> **EXERCISE BRIEF**
Output every record word for word.

> **INPUT RECORDS**
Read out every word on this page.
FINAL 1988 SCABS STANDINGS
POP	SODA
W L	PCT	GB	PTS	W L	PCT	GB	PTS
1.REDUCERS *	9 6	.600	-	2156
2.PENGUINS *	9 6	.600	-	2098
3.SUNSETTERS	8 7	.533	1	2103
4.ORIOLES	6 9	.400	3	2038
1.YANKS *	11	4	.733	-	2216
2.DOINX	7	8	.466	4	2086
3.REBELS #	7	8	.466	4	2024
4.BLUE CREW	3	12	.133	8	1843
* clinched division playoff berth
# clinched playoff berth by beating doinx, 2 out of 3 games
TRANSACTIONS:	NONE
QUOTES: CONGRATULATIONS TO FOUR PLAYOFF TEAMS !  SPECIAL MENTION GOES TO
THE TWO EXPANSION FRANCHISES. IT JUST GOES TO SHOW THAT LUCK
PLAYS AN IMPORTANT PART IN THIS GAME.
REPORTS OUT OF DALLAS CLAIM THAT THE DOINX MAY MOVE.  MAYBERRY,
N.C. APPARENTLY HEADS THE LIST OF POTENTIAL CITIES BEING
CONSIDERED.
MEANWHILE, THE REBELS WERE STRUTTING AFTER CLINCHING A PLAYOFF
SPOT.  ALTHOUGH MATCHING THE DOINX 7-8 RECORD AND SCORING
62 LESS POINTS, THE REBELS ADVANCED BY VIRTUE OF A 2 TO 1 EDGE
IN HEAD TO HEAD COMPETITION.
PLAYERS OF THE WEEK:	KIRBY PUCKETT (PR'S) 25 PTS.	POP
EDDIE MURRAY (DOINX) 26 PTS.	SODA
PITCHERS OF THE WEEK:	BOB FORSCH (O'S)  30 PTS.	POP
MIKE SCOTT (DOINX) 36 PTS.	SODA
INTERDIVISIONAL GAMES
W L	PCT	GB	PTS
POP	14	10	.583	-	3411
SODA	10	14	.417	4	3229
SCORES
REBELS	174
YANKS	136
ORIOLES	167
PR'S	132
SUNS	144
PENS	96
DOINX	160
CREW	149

> **CORRECT ANSWER**
Read out every word on this page.
FINAL 1988 SCABS STANDINGS
POP	SODA
W L	PCT	GB	PTS	W L	PCT	GB	PTS
1.REDUCERS *	9 6	.600	-	2156
2.PENGUINS *	9 6	.600	-	2098
3.SUNSETTERS	8 7	.533	1	2103
4.ORIOLES	6 9	.400	3	2038
1.YANKS *	11	4	.733	-	2216
2.DOINX	7	8	.466	4	2086
3.REBELS #	7	8	.466	4	2024
4.BLUE CREW	3	12	.133	8	1843
* clinched division playoff berth
# clinched playoff berth by beating doinx, 2 out of 3 games
TRANSACTIONS:	NONE
QUOTES: CONGRATULATIONS TO FOUR PLAYOFF TEAMS !  SPECIAL MENTION GOES TO
THE TWO EXPANSION FRANCHISES. IT JUST GOES TO SHOW THAT LUCK
PLAYS AN IMPORTANT PART IN THIS GAME.
REPORTS OUT OF DALLAS CLAIM THAT THE DOINX MAY MOVE.  MAYBERRY,
N.C. APPARENTLY HEADS THE LIST OF POTENTIAL CITIES BEING
CONSIDERED.
MEANWHILE, THE REBELS WERE STRUTTING AFTER CLINCHING A PLAYOFF
SPOT.  ALTHOUGH MATCHING THE DOINX 7-8 RECORD AND SCORING
62 LESS POINTS, THE REBELS ADVANCED BY VIRTUE OF A 2 TO 1 EDGE
IN HEAD TO HEAD COMPETITION.
PLAYERS OF THE WEEK:	KIRBY PUCKETT (PR'S) 25 PTS.	POP
EDDIE MURRAY (DOINX) 26 PTS.	SODA
PITCHERS OF THE WEEK:	BOB FORSCH (O'S)  30 PTS.	POP
MIKE SCOTT (DOINX) 36 PTS.	SODA
INTERDIVISIONAL GAMES
W L	PCT	GB	PTS
POP	14	10	.583	-	3411
SODA	10	14	.417	4	3229
SCORES
REBELS	174
YANKS	136
ORIOLES	167
PR'S	132
SUNS	144
PENS	96
DOINX	160
CREW	149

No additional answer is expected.